What this task involves:
Quote the whole listing word for word, please.

------------------------------------------------------------

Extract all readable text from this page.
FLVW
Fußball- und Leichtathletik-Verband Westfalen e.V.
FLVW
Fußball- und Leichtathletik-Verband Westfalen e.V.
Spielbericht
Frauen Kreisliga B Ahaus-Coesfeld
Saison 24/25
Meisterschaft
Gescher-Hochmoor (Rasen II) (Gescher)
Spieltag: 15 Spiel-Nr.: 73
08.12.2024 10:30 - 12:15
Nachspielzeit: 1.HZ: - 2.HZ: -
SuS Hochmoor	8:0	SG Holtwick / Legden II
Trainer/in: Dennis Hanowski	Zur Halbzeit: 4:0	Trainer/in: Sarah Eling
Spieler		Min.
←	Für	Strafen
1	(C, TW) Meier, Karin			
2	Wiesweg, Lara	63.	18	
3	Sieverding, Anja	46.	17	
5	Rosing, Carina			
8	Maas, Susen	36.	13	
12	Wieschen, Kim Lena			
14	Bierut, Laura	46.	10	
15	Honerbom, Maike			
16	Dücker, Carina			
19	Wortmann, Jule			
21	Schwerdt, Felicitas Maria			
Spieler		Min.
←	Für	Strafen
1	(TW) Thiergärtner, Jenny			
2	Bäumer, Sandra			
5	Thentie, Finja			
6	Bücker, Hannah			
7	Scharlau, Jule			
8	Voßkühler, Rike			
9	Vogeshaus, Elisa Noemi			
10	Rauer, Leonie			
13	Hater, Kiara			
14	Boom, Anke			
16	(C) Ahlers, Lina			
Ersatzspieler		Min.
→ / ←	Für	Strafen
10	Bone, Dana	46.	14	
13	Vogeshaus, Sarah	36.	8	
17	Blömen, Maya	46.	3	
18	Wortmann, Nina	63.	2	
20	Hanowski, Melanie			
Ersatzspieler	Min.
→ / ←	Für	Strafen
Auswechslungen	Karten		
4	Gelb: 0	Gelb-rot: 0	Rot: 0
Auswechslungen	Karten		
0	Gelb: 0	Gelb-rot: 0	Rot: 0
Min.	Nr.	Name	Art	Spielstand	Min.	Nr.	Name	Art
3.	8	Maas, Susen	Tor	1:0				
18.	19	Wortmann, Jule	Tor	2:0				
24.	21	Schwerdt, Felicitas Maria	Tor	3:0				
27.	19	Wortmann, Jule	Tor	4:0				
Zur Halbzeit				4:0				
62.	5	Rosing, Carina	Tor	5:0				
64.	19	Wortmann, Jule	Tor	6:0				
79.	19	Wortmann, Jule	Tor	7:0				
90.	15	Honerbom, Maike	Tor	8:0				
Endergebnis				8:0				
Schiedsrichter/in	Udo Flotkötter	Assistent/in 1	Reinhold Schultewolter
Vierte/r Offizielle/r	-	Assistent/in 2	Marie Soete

------------------------------------------------------------

Completed task:
Extract all readable text from this page.
FLVW
Fußball- und Leichtathletik-Verband Westfalen e.V.
FLVW
Fußball- und Leichtathletik-Verband Westfalen e.V.
Spielbericht
Frauen Kreisliga B Ahaus-Coesfeld
Saison 24/25
Meisterschaft
Gescher-Hochmoor (Rasen II) (Gescher)
Spieltag: 15 Spiel-Nr.: 73
08.12.2024 10:30 - 12:15
Nachspielzeit: 1.HZ: - 2.HZ: -
SuS Hochmoor	8:0	SG Holtwick / Legden II
Trainer/in: Dennis Hanowski	Zur Halbzeit: 4:0	Trainer/in: Sarah Eling
Spieler		Min.
←	Für	Strafen
1	(C, TW) Meier, Karin			
2	Wiesweg, Lara	63.	18	
3	Sieverding, Anja	46.	17	
5	Rosing, Carina			
8	Maas, Susen	36.	13	
12	Wieschen, Kim Lena			
14	Bierut, Laura	46.	10	
15	Honerbom, Maike			
16	Dücker, Carina			
19	Wortmann, Jule			
21	Schwerdt, Felicitas Maria			
Spieler		Min.
←	Für	Strafen
1	(TW) Thiergärtner, Jenny			
2	Bäumer, Sandra			
5	Thentie, Finja			
6	Bücker, Hannah			
7	Scharlau, Jule			
8	Voßkühler, Rike			
9	Vogeshaus, Elisa Noemi			
10	Rauer, Leonie			
13	Hater, Kiara			
14	Boom, Anke			
16	(C) Ahlers, Lina			
Ersatzspieler		Min.
→ / ←	Für	Strafen
10	Bone, Dana	46.	14	
13	Vogeshaus, Sarah	36.	8	
17	Blömen, Maya	46.	3	
18	Wortmann, Nina	63.	2	
20	Hanowski, Melanie			
Ersatzspieler	Min.
→ / ←	Für	Strafen
Auswechslungen	Karten		
4	Gelb: 0	Gelb-rot: 0	Rot: 0
Auswechslungen	Karten		
0	Gelb: 0	Gelb-rot: 0	Rot: 0
Min.	Nr.	Name	Art	Spielstand	Min.	Nr.	Name	Art
3.	8	Maas, Susen	Tor	1:0				
18.	19	Wortmann, Jule	Tor	2:0				
24.	21	Schwerdt, Felicitas Maria	Tor	3:0				
27.	19	Wortmann, Jule	Tor	4:0				
Zur Halbzeit				4:0				
62.	5	Rosing, Carina	Tor	5:0				
64.	19	Wortmann, Jule	Tor	6:0				
79.	19	Wortmann, Jule	Tor	7:0				
90.	15	Honerbom, Maike	Tor	8:0				
Endergebnis				8:0				
Schiedsrichter/in	Udo Flotkötter	Assistent/in 1	Reinhold Schultewolter
Vierte/r Offizielle/r	-	Assistent/in 2	Marie Soete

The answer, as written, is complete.